| Extracted information |
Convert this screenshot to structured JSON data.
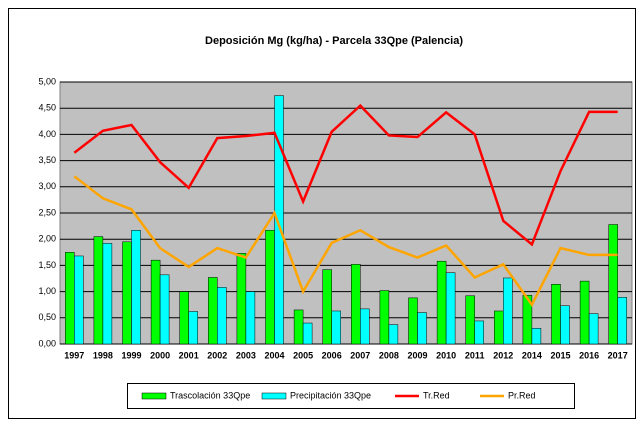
{
  "chart_data": {
    "type": "bar",
    "title": "Deposición Mg (kg/ha) - Parcela 33Qpe (Palencia)",
    "categories": [
      "1997",
      "1998",
      "1999",
      "2000",
      "2001",
      "2002",
      "2003",
      "2004",
      "2005",
      "2006",
      "2007",
      "2008",
      "2009",
      "2010",
      "2011",
      "2012",
      "2014",
      "2015",
      "2016",
      "2017"
    ],
    "series": [
      {
        "name": "Trascolación  33Qpe",
        "type": "bar",
        "color": "#00ff00",
        "values": [
          1.75,
          2.05,
          1.95,
          1.6,
          1.0,
          1.27,
          1.73,
          2.17,
          0.65,
          1.42,
          1.52,
          1.02,
          0.88,
          1.58,
          0.92,
          0.63,
          0.93,
          1.14,
          1.2,
          2.28
        ]
      },
      {
        "name": "Precipitación 33Qpe",
        "type": "bar",
        "color": "#00ffff",
        "values": [
          1.68,
          1.92,
          2.17,
          1.32,
          0.62,
          1.08,
          1.0,
          4.74,
          0.4,
          0.63,
          0.67,
          0.37,
          0.6,
          1.36,
          0.44,
          1.26,
          0.3,
          0.73,
          0.58,
          0.89
        ]
      },
      {
        "name": "Tr.Red",
        "type": "line",
        "color": "#ff0000",
        "values": [
          3.65,
          4.07,
          4.18,
          3.47,
          2.98,
          3.93,
          3.97,
          4.03,
          2.72,
          4.05,
          4.55,
          3.98,
          3.95,
          4.42,
          4.0,
          2.35,
          1.9,
          3.3,
          4.43,
          4.43
        ]
      },
      {
        "name": "Pr.Red",
        "type": "line",
        "color": "#ffa500",
        "values": [
          3.2,
          2.78,
          2.57,
          1.83,
          1.47,
          1.83,
          1.65,
          2.5,
          1.0,
          1.93,
          2.17,
          1.85,
          1.65,
          1.88,
          1.27,
          1.52,
          0.75,
          1.83,
          1.7,
          1.7
        ]
      }
    ],
    "ylim": [
      0,
      5
    ],
    "yticks": [
      {
        "value": 0,
        "label": "0,00"
      },
      {
        "value": 0.5,
        "label": "0,50"
      },
      {
        "value": 1,
        "label": "1,00"
      },
      {
        "value": 1.5,
        "label": "1,50"
      },
      {
        "value": 2,
        "label": "2,00"
      },
      {
        "value": 2.5,
        "label": "2,50"
      },
      {
        "value": 3,
        "label": "3,00"
      },
      {
        "value": 3.5,
        "label": "3,50"
      },
      {
        "value": 4,
        "label": "4,00"
      },
      {
        "value": 4.5,
        "label": "4,50"
      },
      {
        "value": 5,
        "label": "5,00"
      }
    ],
    "grid": true,
    "legend": "bottom"
  }
}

| Stated task |
Repeat the material above word for word and skip every image in it.

| Reply to the task |
Convert this screenshot to structured JSON data.
{
  "chart_data": {
    "type": "bar",
    "title": "Deposición Mg (kg/ha) - Parcela 33Qpe (Palencia)",
    "categories": [
      "1997",
      "1998",
      "1999",
      "2000",
      "2001",
      "2002",
      "2003",
      "2004",
      "2005",
      "2006",
      "2007",
      "2008",
      "2009",
      "2010",
      "2011",
      "2012",
      "2014",
      "2015",
      "2016",
      "2017"
    ],
    "series": [
      {
        "name": "Trascolación  33Qpe",
        "type": "bar",
        "color": "#00ff00",
        "values": [
          1.75,
          2.05,
          1.95,
          1.6,
          1.0,
          1.27,
          1.73,
          2.17,
          0.65,
          1.42,
          1.52,
          1.02,
          0.88,
          1.58,
          0.92,
          0.63,
          0.93,
          1.14,
          1.2,
          2.28
        ]
      },
      {
        "name": "Precipitación 33Qpe",
        "type": "bar",
        "color": "#00ffff",
        "values": [
          1.68,
          1.92,
          2.17,
          1.32,
          0.62,
          1.08,
          1.0,
          4.74,
          0.4,
          0.63,
          0.67,
          0.37,
          0.6,
          1.36,
          0.44,
          1.26,
          0.3,
          0.73,
          0.58,
          0.89
        ]
      },
      {
        "name": "Tr.Red",
        "type": "line",
        "color": "#ff0000",
        "values": [
          3.65,
          4.07,
          4.18,
          3.47,
          2.98,
          3.93,
          3.97,
          4.03,
          2.72,
          4.05,
          4.55,
          3.98,
          3.95,
          4.42,
          4.0,
          2.35,
          1.9,
          3.3,
          4.43,
          4.43
        ]
      },
      {
        "name": "Pr.Red",
        "type": "line",
        "color": "#ffa500",
        "values": [
          3.2,
          2.78,
          2.57,
          1.83,
          1.47,
          1.83,
          1.65,
          2.5,
          1.0,
          1.93,
          2.17,
          1.85,
          1.65,
          1.88,
          1.27,
          1.52,
          0.75,
          1.83,
          1.7,
          1.7
        ]
      }
    ],
    "ylim": [
      0,
      5
    ],
    "yticks": [
      {
        "value": 0,
        "label": "0,00"
      },
      {
        "value": 0.5,
        "label": "0,50"
      },
      {
        "value": 1,
        "label": "1,00"
      },
      {
        "value": 1.5,
        "label": "1,50"
      },
      {
        "value": 2,
        "label": "2,00"
      },
      {
        "value": 2.5,
        "label": "2,50"
      },
      {
        "value": 3,
        "label": "3,00"
      },
      {
        "value": 3.5,
        "label": "3,50"
      },
      {
        "value": 4,
        "label": "4,00"
      },
      {
        "value": 4.5,
        "label": "4,50"
      },
      {
        "value": 5,
        "label": "5,00"
      }
    ],
    "grid": true,
    "legend": "bottom"
  }
}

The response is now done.